• Brief: Present the following data again exactly as it is shown.

• Information shown:
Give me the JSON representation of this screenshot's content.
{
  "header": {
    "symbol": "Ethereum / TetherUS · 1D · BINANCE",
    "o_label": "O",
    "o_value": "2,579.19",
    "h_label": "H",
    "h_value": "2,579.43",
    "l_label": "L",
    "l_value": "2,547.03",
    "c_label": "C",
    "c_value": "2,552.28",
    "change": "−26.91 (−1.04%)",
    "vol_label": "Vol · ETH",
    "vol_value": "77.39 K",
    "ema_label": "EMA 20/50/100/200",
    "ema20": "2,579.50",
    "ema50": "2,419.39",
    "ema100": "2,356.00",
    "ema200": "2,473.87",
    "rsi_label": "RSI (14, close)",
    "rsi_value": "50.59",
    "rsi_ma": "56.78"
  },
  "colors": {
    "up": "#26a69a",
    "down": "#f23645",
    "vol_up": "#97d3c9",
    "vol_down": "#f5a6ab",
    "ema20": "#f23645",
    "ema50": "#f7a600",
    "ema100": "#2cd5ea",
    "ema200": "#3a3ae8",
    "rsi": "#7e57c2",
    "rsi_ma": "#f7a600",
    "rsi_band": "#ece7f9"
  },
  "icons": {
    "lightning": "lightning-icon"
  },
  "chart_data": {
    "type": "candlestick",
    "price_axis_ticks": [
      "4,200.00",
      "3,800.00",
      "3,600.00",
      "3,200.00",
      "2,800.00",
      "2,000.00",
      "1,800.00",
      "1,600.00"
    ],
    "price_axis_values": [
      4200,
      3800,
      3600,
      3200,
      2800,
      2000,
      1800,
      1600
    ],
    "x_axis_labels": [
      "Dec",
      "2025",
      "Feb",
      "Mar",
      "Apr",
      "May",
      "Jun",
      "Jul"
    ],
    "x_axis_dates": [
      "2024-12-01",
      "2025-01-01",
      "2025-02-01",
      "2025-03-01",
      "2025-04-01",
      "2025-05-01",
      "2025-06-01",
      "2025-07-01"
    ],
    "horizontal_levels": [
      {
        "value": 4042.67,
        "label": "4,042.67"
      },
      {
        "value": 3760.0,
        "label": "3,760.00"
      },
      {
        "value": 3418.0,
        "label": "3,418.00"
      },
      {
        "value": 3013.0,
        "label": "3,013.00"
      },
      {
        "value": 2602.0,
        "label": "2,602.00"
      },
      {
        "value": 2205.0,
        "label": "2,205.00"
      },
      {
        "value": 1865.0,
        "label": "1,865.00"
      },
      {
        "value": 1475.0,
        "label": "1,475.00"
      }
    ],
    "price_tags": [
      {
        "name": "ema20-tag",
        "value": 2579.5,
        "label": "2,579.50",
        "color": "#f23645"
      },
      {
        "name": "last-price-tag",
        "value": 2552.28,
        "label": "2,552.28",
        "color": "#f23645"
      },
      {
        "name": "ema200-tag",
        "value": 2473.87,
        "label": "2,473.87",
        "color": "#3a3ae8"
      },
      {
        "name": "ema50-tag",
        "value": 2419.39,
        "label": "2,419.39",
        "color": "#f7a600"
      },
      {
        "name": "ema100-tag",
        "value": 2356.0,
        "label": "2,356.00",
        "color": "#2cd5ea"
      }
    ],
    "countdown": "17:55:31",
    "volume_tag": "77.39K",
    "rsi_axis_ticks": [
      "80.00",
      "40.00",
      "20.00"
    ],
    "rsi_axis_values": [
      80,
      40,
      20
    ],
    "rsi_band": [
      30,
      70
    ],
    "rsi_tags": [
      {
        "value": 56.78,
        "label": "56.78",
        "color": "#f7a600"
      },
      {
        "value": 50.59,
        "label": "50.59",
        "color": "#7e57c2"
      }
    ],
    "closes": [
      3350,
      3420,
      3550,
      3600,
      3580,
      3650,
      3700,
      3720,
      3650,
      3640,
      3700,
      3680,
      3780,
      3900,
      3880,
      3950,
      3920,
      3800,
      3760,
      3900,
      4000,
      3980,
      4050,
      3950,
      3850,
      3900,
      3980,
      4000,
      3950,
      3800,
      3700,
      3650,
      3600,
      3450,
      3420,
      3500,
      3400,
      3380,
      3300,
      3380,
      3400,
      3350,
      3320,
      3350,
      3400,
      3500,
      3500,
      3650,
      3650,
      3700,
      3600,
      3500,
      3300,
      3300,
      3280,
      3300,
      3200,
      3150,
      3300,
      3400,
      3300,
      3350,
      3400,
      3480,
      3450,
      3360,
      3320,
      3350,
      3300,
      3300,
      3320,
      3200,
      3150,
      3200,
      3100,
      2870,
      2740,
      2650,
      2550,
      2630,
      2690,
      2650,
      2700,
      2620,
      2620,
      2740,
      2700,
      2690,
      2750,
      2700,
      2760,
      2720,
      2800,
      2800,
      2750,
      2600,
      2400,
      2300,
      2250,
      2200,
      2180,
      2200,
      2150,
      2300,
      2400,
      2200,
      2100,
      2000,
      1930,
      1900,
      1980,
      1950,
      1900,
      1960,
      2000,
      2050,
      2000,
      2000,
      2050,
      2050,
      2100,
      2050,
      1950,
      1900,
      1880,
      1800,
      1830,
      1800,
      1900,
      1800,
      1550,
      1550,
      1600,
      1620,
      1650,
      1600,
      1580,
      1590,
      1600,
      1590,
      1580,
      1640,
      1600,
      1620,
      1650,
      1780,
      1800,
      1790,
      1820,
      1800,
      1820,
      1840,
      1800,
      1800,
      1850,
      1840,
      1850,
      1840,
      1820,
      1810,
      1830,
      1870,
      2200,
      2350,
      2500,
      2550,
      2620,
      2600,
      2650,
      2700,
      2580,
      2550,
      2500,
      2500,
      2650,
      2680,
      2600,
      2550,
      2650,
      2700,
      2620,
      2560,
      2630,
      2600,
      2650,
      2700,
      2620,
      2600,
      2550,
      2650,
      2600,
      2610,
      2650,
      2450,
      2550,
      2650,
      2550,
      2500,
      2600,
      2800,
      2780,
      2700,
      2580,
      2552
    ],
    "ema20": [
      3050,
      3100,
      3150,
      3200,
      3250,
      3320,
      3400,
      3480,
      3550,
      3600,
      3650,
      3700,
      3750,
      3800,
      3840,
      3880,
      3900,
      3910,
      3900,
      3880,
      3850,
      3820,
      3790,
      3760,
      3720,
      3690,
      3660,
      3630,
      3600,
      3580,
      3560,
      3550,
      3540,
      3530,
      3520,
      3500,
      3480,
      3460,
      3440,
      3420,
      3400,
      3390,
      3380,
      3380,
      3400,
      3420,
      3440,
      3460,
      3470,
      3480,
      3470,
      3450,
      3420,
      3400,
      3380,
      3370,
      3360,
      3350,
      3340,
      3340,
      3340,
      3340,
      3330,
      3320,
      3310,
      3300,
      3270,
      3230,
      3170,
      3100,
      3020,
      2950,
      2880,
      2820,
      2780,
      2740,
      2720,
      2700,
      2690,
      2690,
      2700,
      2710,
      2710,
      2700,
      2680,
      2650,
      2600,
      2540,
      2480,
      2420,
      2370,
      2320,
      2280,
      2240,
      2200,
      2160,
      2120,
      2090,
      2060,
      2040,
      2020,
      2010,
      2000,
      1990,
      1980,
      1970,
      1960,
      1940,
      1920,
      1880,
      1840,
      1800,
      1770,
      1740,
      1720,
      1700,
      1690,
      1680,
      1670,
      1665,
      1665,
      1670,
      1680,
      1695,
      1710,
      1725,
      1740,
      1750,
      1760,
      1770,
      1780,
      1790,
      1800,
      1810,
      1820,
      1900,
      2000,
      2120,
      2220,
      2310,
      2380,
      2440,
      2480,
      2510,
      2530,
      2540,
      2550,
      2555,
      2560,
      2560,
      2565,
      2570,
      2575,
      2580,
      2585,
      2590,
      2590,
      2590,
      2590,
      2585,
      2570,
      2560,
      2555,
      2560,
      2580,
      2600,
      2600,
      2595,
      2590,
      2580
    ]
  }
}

• Task answer:
Give me the JSON representation of this screenshot's content.
{
  "header": {
    "symbol": "Ethereum / TetherUS · 1D · BINANCE",
    "o_label": "O",
    "o_value": "2,579.19",
    "h_label": "H",
    "h_value": "2,579.43",
    "l_label": "L",
    "l_value": "2,547.03",
    "c_label": "C",
    "c_value": "2,552.28",
    "change": "−26.91 (−1.04%)",
    "vol_label": "Vol · ETH",
    "vol_value": "77.39 K",
    "ema_label": "EMA 20/50/100/200",
    "ema20": "2,579.50",
    "ema50": "2,419.39",
    "ema100": "2,356.00",
    "ema200": "2,473.87",
    "rsi_label": "RSI (14, close)",
    "rsi_value": "50.59",
    "rsi_ma": "56.78"
  },
  "colors": {
    "up": "#26a69a",
    "down": "#f23645",
    "vol_up": "#97d3c9",
    "vol_down": "#f5a6ab",
    "ema20": "#f23645",
    "ema50": "#f7a600",
    "ema100": "#2cd5ea",
    "ema200": "#3a3ae8",
    "rsi": "#7e57c2",
    "rsi_ma": "#f7a600",
    "rsi_band": "#ece7f9"
  },
  "icons": {
    "lightning": "lightning-icon"
  },
  "chart_data": {
    "type": "candlestick",
    "price_axis_ticks": [
      "4,200.00",
      "3,800.00",
      "3,600.00",
      "3,200.00",
      "2,800.00",
      "2,000.00",
      "1,800.00",
      "1,600.00"
    ],
    "price_axis_values": [
      4200,
      3800,
      3600,
      3200,
      2800,
      2000,
      1800,
      1600
    ],
    "x_axis_labels": [
      "Dec",
      "2025",
      "Feb",
      "Mar",
      "Apr",
      "May",
      "Jun",
      "Jul"
    ],
    "x_axis_dates": [
      "2024-12-01",
      "2025-01-01",
      "2025-02-01",
      "2025-03-01",
      "2025-04-01",
      "2025-05-01",
      "2025-06-01",
      "2025-07-01"
    ],
    "horizontal_levels": [
      {
        "value": 4042.67,
        "label": "4,042.67"
      },
      {
        "value": 3760.0,
        "label": "3,760.00"
      },
      {
        "value": 3418.0,
        "label": "3,418.00"
      },
      {
        "value": 3013.0,
        "label": "3,013.00"
      },
      {
        "value": 2602.0,
        "label": "2,602.00"
      },
      {
        "value": 2205.0,
        "label": "2,205.00"
      },
      {
        "value": 1865.0,
        "label": "1,865.00"
      },
      {
        "value": 1475.0,
        "label": "1,475.00"
      }
    ],
    "price_tags": [
      {
        "name": "ema20-tag",
        "value": 2579.5,
        "label": "2,579.50",
        "color": "#f23645"
      },
      {
        "name": "last-price-tag",
        "value": 2552.28,
        "label": "2,552.28",
        "color": "#f23645"
      },
      {
        "name": "ema200-tag",
        "value": 2473.87,
        "label": "2,473.87",
        "color": "#3a3ae8"
      },
      {
        "name": "ema50-tag",
        "value": 2419.39,
        "label": "2,419.39",
        "color": "#f7a600"
      },
      {
        "name": "ema100-tag",
        "value": 2356.0,
        "label": "2,356.00",
        "color": "#2cd5ea"
      }
    ],
    "countdown": "17:55:31",
    "volume_tag": "77.39K",
    "rsi_axis_ticks": [
      "80.00",
      "40.00",
      "20.00"
    ],
    "rsi_axis_values": [
      80,
      40,
      20
    ],
    "rsi_band": [
      30,
      70
    ],
    "rsi_tags": [
      {
        "value": 56.78,
        "label": "56.78",
        "color": "#f7a600"
      },
      {
        "value": 50.59,
        "label": "50.59",
        "color": "#7e57c2"
      }
    ],
    "closes": [
      3350,
      3420,
      3550,
      3600,
      3580,
      3650,
      3700,
      3720,
      3650,
      3640,
      3700,
      3680,
      3780,
      3900,
      3880,
      3950,
      3920,
      3800,
      3760,
      3900,
      4000,
      3980,
      4050,
      3950,
      3850,
      3900,
      3980,
      4000,
      3950,
      3800,
      3700,
      3650,
      3600,
      3450,
      3420,
      3500,
      3400,
      3380,
      3300,
      3380,
      3400,
      3350,
      3320,
      3350,
      3400,
      3500,
      3500,
      3650,
      3650,
      3700,
      3600,
      3500,
      3300,
      3300,
      3280,
      3300,
      3200,
      3150,
      3300,
      3400,
      3300,
      3350,
      3400,
      3480,
      3450,
      3360,
      3320,
      3350,
      3300,
      3300,
      3320,
      3200,
      3150,
      3200,
      3100,
      2870,
      2740,
      2650,
      2550,
      2630,
      2690,
      2650,
      2700,
      2620,
      2620,
      2740,
      2700,
      2690,
      2750,
      2700,
      2760,
      2720,
      2800,
      2800,
      2750,
      2600,
      2400,
      2300,
      2250,
      2200,
      2180,
      2200,
      2150,
      2300,
      2400,
      2200,
      2100,
      2000,
      1930,
      1900,
      1980,
      1950,
      1900,
      1960,
      2000,
      2050,
      2000,
      2000,
      2050,
      2050,
      2100,
      2050,
      1950,
      1900,
      1880,
      1800,
      1830,
      1800,
      1900,
      1800,
      1550,
      1550,
      1600,
      1620,
      1650,
      1600,
      1580,
      1590,
      1600,
      1590,
      1580,
      1640,
      1600,
      1620,
      1650,
      1780,
      1800,
      1790,
      1820,
      1800,
      1820,
      1840,
      1800,
      1800,
      1850,
      1840,
      1850,
      1840,
      1820,
      1810,
      1830,
      1870,
      2200,
      2350,
      2500,
      2550,
      2620,
      2600,
      2650,
      2700,
      2580,
      2550,
      2500,
      2500,
      2650,
      2680,
      2600,
      2550,
      2650,
      2700,
      2620,
      2560,
      2630,
      2600,
      2650,
      2700,
      2620,
      2600,
      2550,
      2650,
      2600,
      2610,
      2650,
      2450,
      2550,
      2650,
      2550,
      2500,
      2600,
      2800,
      2780,
      2700,
      2580,
      2552
    ],
    "ema20": [
      3050,
      3100,
      3150,
      3200,
      3250,
      3320,
      3400,
      3480,
      3550,
      3600,
      3650,
      3700,
      3750,
      3800,
      3840,
      3880,
      3900,
      3910,
      3900,
      3880,
      3850,
      3820,
      3790,
      3760,
      3720,
      3690,
      3660,
      3630,
      3600,
      3580,
      3560,
      3550,
      3540,
      3530,
      3520,
      3500,
      3480,
      3460,
      3440,
      3420,
      3400,
      3390,
      3380,
      3380,
      3400,
      3420,
      3440,
      3460,
      3470,
      3480,
      3470,
      3450,
      3420,
      3400,
      3380,
      3370,
      3360,
      3350,
      3340,
      3340,
      3340,
      3340,
      3330,
      3320,
      3310,
      3300,
      3270,
      3230,
      3170,
      3100,
      3020,
      2950,
      2880,
      2820,
      2780,
      2740,
      2720,
      2700,
      2690,
      2690,
      2700,
      2710,
      2710,
      2700,
      2680,
      2650,
      2600,
      2540,
      2480,
      2420,
      2370,
      2320,
      2280,
      2240,
      2200,
      2160,
      2120,
      2090,
      2060,
      2040,
      2020,
      2010,
      2000,
      1990,
      1980,
      1970,
      1960,
      1940,
      1920,
      1880,
      1840,
      1800,
      1770,
      1740,
      1720,
      1700,
      1690,
      1680,
      1670,
      1665,
      1665,
      1670,
      1680,
      1695,
      1710,
      1725,
      1740,
      1750,
      1760,
      1770,
      1780,
      1790,
      1800,
      1810,
      1820,
      1900,
      2000,
      2120,
      2220,
      2310,
      2380,
      2440,
      2480,
      2510,
      2530,
      2540,
      2550,
      2555,
      2560,
      2560,
      2565,
      2570,
      2575,
      2580,
      2585,
      2590,
      2590,
      2590,
      2590,
      2585,
      2570,
      2560,
      2555,
      2560,
      2580,
      2600,
      2600,
      2595,
      2590,
      2580
    ]
  }
}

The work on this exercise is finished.